— Begin Provided records —

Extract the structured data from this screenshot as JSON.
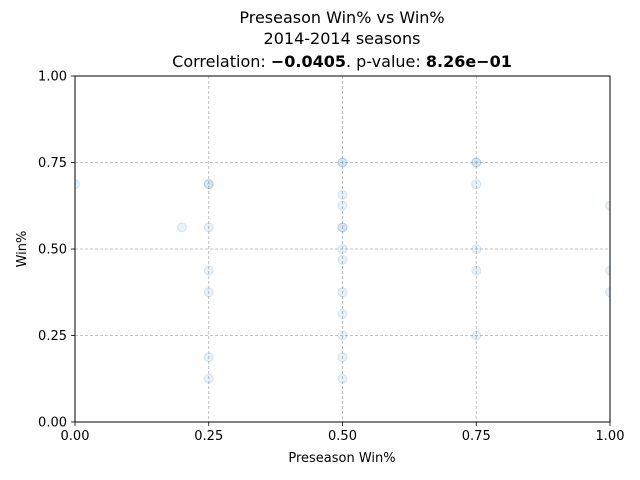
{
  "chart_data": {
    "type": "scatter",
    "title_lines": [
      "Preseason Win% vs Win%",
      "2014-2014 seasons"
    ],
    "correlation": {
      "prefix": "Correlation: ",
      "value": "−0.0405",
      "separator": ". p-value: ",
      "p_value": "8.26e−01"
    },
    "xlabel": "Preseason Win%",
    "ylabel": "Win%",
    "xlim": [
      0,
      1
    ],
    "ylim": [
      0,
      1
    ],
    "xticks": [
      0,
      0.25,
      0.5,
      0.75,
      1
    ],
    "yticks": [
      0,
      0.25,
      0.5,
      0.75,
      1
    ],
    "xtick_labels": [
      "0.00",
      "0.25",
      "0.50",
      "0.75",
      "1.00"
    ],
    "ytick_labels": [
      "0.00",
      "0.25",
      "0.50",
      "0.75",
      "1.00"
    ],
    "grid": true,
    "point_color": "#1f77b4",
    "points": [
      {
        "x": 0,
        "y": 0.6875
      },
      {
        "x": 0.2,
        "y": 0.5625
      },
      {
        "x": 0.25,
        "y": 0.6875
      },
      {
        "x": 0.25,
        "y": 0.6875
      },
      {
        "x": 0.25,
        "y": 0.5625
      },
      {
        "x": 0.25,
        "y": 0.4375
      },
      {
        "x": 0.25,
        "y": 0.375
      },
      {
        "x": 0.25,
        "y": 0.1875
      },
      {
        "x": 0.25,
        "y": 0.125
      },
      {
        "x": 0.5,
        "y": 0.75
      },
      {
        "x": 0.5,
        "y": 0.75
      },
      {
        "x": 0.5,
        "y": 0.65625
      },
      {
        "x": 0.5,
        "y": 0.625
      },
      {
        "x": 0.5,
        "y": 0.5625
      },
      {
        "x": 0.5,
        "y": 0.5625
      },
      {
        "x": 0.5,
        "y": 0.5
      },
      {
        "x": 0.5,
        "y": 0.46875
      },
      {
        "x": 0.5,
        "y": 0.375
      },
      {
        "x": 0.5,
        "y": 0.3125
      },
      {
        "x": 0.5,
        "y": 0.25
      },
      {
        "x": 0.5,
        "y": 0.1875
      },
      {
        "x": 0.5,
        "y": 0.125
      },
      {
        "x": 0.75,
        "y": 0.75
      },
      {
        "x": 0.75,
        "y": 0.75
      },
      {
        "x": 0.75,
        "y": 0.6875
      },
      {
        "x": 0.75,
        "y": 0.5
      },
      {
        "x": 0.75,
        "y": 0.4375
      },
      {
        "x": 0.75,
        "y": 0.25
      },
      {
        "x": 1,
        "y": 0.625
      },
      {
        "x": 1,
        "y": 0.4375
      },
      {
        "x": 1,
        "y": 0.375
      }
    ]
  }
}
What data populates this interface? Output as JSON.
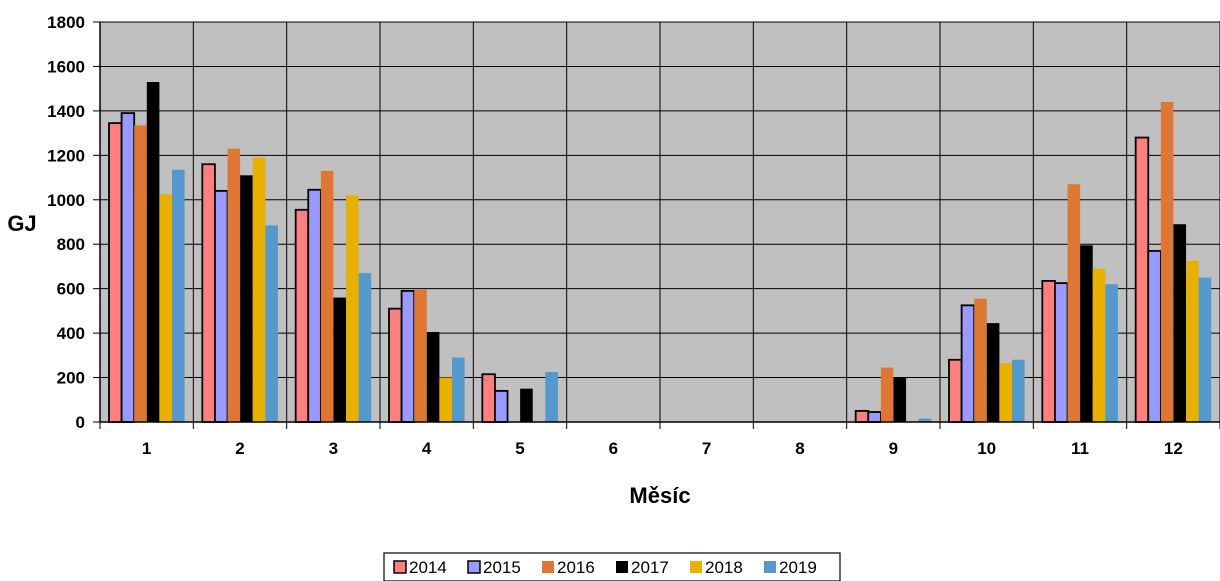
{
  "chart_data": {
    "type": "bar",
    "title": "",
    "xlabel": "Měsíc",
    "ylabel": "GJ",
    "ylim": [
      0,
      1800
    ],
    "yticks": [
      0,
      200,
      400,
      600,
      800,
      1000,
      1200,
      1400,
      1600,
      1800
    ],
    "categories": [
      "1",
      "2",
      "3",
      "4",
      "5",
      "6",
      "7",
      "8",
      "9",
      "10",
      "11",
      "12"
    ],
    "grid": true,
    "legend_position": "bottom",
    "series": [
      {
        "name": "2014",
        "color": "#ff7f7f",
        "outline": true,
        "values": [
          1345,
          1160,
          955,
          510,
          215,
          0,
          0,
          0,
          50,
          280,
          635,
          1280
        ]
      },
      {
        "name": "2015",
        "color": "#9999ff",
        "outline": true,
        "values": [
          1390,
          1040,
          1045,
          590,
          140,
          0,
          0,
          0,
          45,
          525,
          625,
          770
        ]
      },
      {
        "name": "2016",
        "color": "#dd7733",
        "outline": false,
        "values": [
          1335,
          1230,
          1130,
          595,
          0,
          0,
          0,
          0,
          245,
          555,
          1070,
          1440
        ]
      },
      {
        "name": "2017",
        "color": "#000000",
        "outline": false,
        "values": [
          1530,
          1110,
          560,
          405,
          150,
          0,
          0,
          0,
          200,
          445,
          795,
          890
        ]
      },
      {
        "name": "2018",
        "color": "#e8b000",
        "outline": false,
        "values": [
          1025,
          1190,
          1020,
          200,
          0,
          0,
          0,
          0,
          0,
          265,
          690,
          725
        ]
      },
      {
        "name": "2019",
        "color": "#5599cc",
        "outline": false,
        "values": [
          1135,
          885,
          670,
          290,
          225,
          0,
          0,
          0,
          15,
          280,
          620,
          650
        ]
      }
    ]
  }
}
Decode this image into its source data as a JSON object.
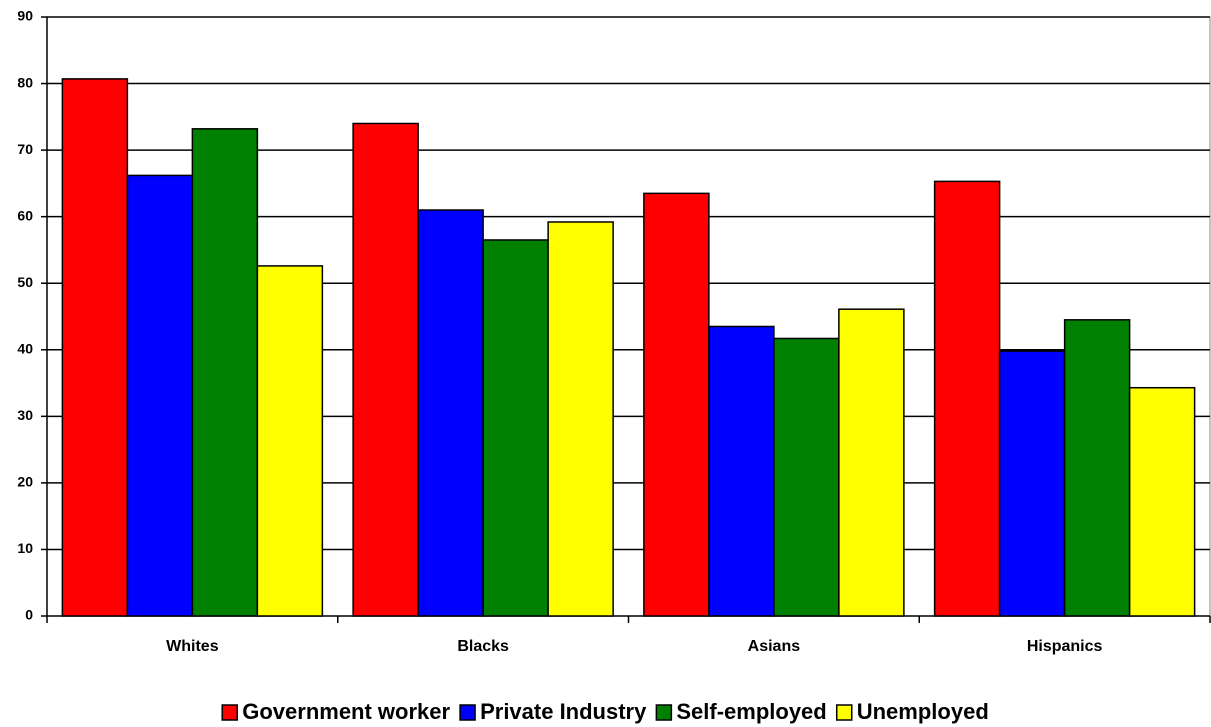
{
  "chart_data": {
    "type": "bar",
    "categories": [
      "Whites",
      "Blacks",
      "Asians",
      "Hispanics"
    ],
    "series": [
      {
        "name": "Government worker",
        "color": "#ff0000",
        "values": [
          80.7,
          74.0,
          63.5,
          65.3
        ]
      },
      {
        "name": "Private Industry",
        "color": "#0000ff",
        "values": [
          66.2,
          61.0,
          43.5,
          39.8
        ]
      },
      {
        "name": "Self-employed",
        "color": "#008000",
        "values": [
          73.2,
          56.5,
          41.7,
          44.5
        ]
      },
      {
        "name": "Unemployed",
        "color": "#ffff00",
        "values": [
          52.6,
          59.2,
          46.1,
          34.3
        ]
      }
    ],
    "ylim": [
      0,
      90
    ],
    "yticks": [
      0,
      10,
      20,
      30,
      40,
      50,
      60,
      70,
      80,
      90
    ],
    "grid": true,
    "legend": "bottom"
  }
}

— End Provided records —
— Begin Provided records —

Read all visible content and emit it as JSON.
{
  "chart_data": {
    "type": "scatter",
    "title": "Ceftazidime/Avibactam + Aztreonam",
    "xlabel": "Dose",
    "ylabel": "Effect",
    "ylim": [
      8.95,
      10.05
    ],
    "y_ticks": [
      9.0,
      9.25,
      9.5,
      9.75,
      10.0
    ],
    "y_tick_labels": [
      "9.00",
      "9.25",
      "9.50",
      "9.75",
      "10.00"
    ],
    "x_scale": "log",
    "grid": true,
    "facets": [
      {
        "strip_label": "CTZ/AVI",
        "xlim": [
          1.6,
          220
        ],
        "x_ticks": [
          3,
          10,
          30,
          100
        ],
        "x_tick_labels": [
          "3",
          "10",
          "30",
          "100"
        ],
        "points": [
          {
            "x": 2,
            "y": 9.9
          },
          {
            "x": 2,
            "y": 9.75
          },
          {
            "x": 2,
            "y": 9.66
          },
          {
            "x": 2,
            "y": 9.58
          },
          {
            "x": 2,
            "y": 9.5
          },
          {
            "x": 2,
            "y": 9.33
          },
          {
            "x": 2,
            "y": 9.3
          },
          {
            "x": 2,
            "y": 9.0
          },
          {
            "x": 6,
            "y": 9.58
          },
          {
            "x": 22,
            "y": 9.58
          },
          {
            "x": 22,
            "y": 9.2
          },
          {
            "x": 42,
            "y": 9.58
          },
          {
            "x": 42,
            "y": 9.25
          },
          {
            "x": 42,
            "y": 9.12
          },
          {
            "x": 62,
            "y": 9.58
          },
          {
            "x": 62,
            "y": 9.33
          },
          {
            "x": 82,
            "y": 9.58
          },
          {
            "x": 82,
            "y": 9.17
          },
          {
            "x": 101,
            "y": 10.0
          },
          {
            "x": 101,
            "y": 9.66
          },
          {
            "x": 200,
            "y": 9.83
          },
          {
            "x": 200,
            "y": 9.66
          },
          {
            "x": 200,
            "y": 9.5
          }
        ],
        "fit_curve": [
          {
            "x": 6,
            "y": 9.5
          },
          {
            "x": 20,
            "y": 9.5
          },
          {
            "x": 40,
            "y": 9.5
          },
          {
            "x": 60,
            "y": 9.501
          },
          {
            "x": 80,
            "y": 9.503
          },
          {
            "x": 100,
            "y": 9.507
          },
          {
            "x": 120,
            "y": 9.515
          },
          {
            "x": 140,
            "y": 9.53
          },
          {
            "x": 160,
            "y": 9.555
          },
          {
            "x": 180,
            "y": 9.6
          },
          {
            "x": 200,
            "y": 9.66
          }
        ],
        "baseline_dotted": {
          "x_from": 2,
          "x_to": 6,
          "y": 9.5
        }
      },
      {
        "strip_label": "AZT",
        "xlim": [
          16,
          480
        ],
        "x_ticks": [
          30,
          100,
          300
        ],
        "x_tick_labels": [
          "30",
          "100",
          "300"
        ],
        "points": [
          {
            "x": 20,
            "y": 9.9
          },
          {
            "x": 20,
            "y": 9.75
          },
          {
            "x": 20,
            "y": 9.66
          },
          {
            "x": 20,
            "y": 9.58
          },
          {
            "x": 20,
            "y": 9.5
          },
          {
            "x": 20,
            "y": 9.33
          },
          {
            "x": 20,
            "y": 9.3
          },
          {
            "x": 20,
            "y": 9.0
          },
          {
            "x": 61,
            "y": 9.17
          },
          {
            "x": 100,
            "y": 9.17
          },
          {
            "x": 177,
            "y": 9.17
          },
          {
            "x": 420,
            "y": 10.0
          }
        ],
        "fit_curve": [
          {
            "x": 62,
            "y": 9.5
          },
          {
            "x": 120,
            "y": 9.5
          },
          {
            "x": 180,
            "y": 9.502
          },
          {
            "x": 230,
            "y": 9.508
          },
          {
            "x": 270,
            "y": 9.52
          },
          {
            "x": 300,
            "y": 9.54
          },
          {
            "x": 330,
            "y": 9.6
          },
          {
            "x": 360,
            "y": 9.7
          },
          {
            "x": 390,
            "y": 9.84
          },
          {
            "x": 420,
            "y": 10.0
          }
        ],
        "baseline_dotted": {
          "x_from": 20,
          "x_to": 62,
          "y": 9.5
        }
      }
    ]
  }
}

— End Provided records —

What you are asked to do ::
Using the listing above, say how many of its lines contain the string "JSON", giving nothing but the figure.

Solved exercise ::
4